▶ Stated problem
Return the listing below exactly, with the pictures dropped.

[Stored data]

# # # # # # #

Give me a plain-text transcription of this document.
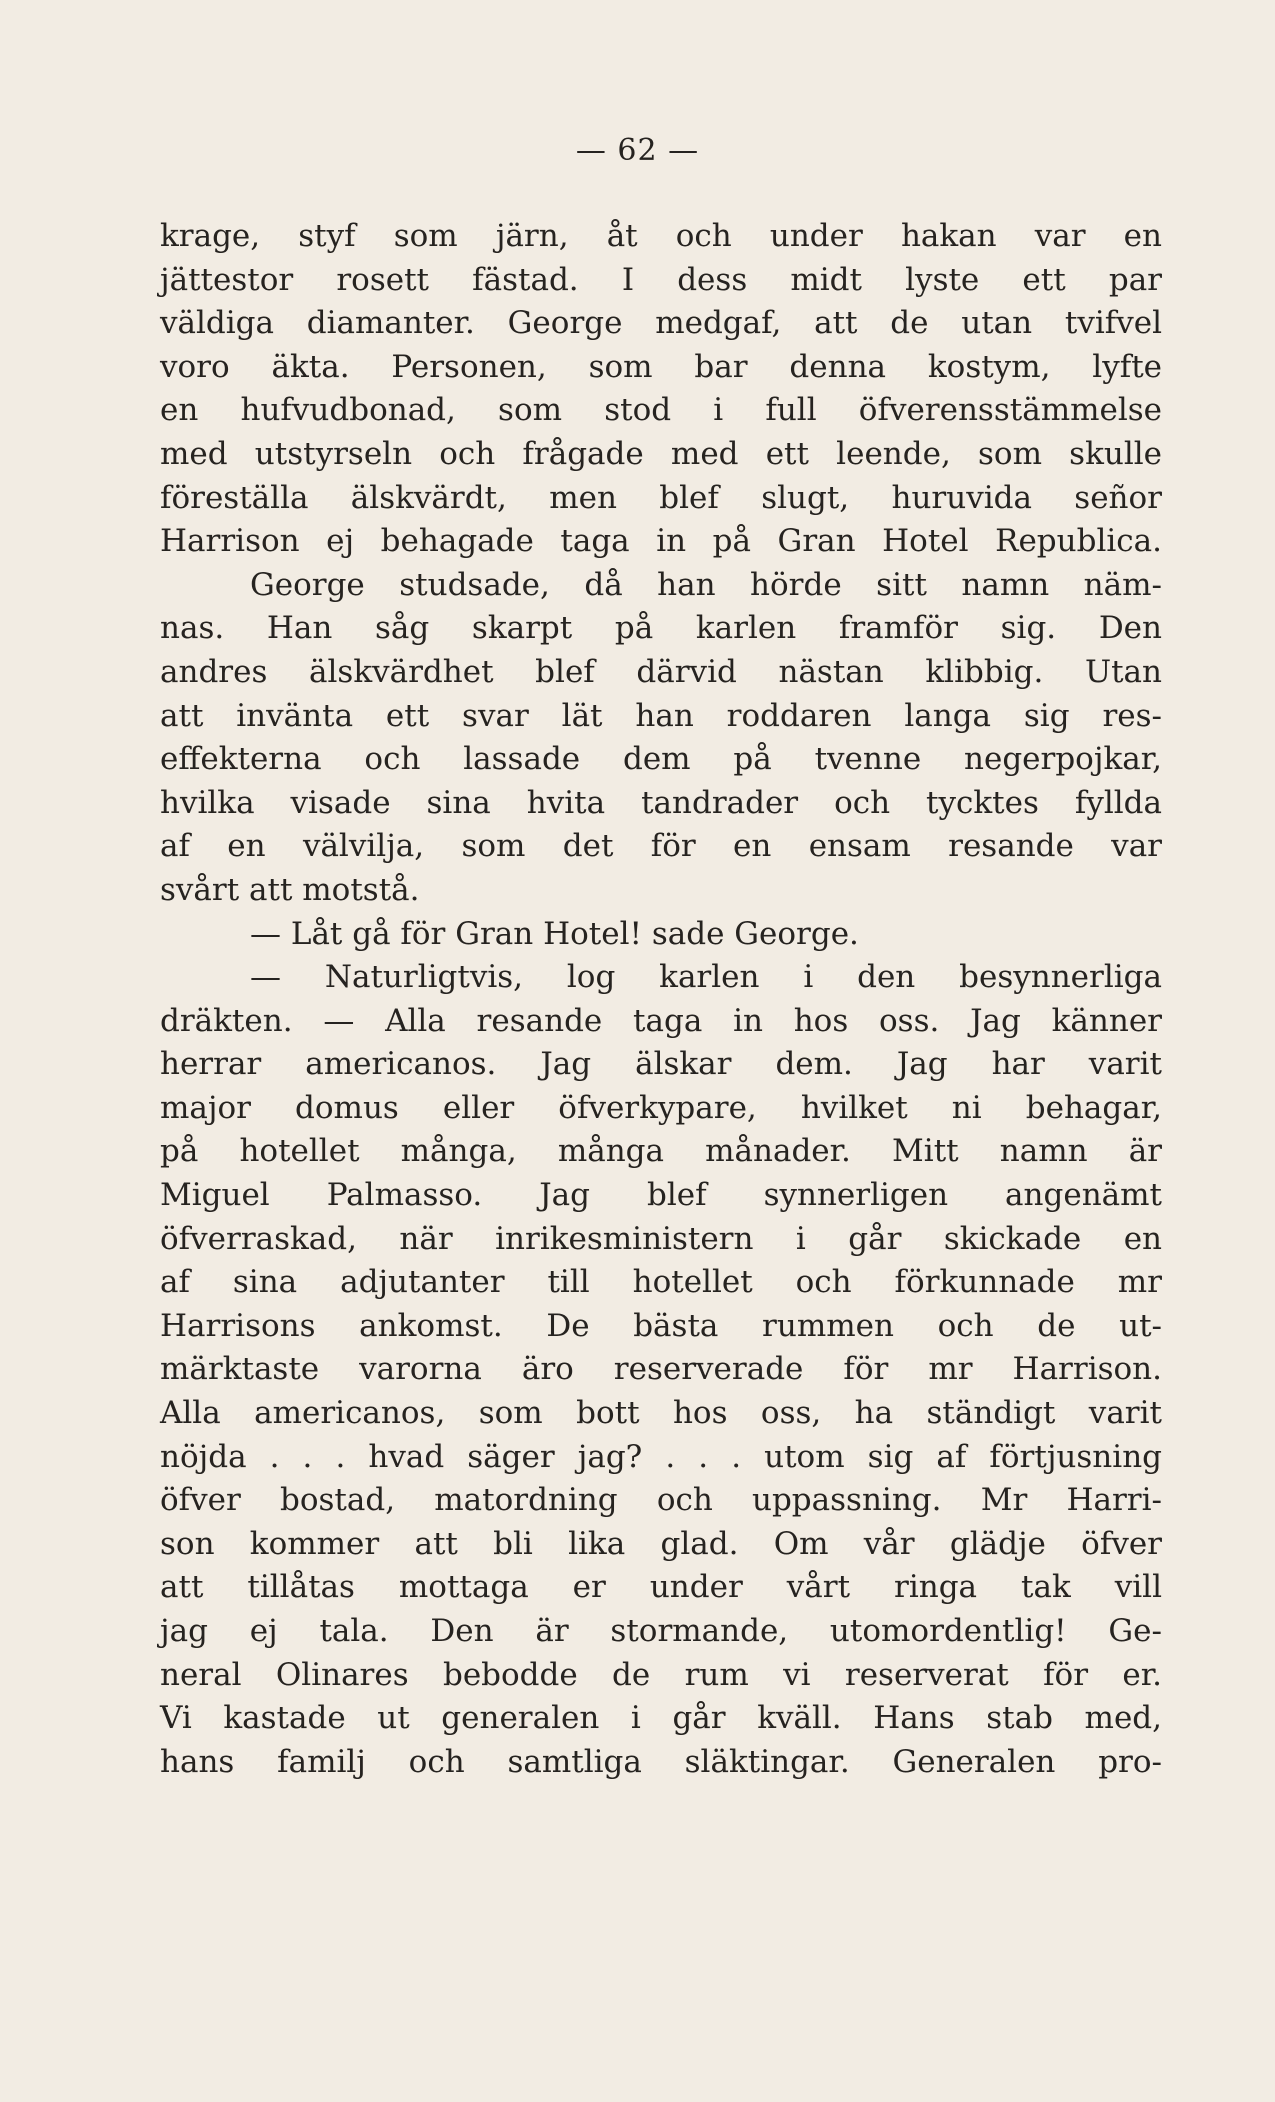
— 62 —
krage, styf som järn, åt och under hakan var en
jättestor rosett fästad. I dess midt lyste ett par
väldiga diamanter. George medgaf, att de utan tvifvel
voro äkta. Personen, som bar denna kostym, lyfte
en hufvudbonad, som stod i full öfverensstämmelse
med utstyrseln och frågade med ett leende, som skulle
föreställa älskvärdt, men blef slugt, huruvida señor
Harrison ej behagade taga in på Gran Hotel Republica.
George studsade, då han hörde sitt namn näm-
nas. Han såg skarpt på karlen framför sig. Den
andres älskvärdhet blef därvid nästan klibbig. Utan
att invänta ett svar lät han roddaren langa sig res-
effekterna och lassade dem på tvenne negerpojkar,
hvilka visade sina hvita tandrader och tycktes fyllda
af en välvilja, som det för en ensam resande var
svårt att motstå.
— Låt gå för Gran Hotel! sade George.
— Naturligtvis, log karlen i den besynnerliga
dräkten. — Alla resande taga in hos oss. Jag känner
herrar americanos. Jag älskar dem. Jag har varit
major domus eller öfverkypare, hvilket ni behagar,
på hotellet många, många månader. Mitt namn är
Miguel Palmasso. Jag blef synnerligen angenämt
öfverraskad, när inrikesministern i går skickade en
af sina adjutanter till hotellet och förkunnade mr
Harrisons ankomst. De bästa rummen och de ut-
märktaste varorna äro reserverade för mr Harrison.
Alla americanos, som bott hos oss, ha ständigt varit
nöjda . . . hvad säger jag? . . . utom sig af förtjusning
öfver bostad, matordning och uppassning. Mr Harri-
son kommer att bli lika glad. Om vår glädje öfver
att tillåtas mottaga er under vårt ringa tak vill
jag ej tala. Den är stormande, utomordentlig! Ge-
neral Olinares bebodde de rum vi reserverat för er.
Vi kastade ut generalen i går kväll. Hans stab med,
hans familj och samtliga släktingar. Generalen pro-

# # # # # # #

▶ Solution to this problem
Give me a plain-text transcription of this document.
— 62 —
krage, styf som järn, åt och under hakan var en
jättestor rosett fästad. I dess midt lyste ett par
väldiga diamanter. George medgaf, att de utan tvifvel
voro äkta. Personen, som bar denna kostym, lyfte
en hufvudbonad, som stod i full öfverensstämmelse
med utstyrseln och frågade med ett leende, som skulle
föreställa älskvärdt, men blef slugt, huruvida señor
Harrison ej behagade taga in på Gran Hotel Republica.
George studsade, då han hörde sitt namn näm-
nas. Han såg skarpt på karlen framför sig. Den
andres älskvärdhet blef därvid nästan klibbig. Utan
att invänta ett svar lät han roddaren langa sig res-
effekterna och lassade dem på tvenne negerpojkar,
hvilka visade sina hvita tandrader och tycktes fyllda
af en välvilja, som det för en ensam resande var
svårt att motstå.
— Låt gå för Gran Hotel! sade George.
— Naturligtvis, log karlen i den besynnerliga
dräkten. — Alla resande taga in hos oss. Jag känner
herrar americanos. Jag älskar dem. Jag har varit
major domus eller öfverkypare, hvilket ni behagar,
på hotellet många, många månader. Mitt namn är
Miguel Palmasso. Jag blef synnerligen angenämt
öfverraskad, när inrikesministern i går skickade en
af sina adjutanter till hotellet och förkunnade mr
Harrisons ankomst. De bästa rummen och de ut-
märktaste varorna äro reserverade för mr Harrison.
Alla americanos, som bott hos oss, ha ständigt varit
nöjda . . . hvad säger jag? . . . utom sig af förtjusning
öfver bostad, matordning och uppassning. Mr Harri-
son kommer att bli lika glad. Om vår glädje öfver
att tillåtas mottaga er under vårt ringa tak vill
jag ej tala. Den är stormande, utomordentlig! Ge-
neral Olinares bebodde de rum vi reserverat för er.
Vi kastade ut generalen i går kväll. Hans stab med,
hans familj och samtliga släktingar. Generalen pro-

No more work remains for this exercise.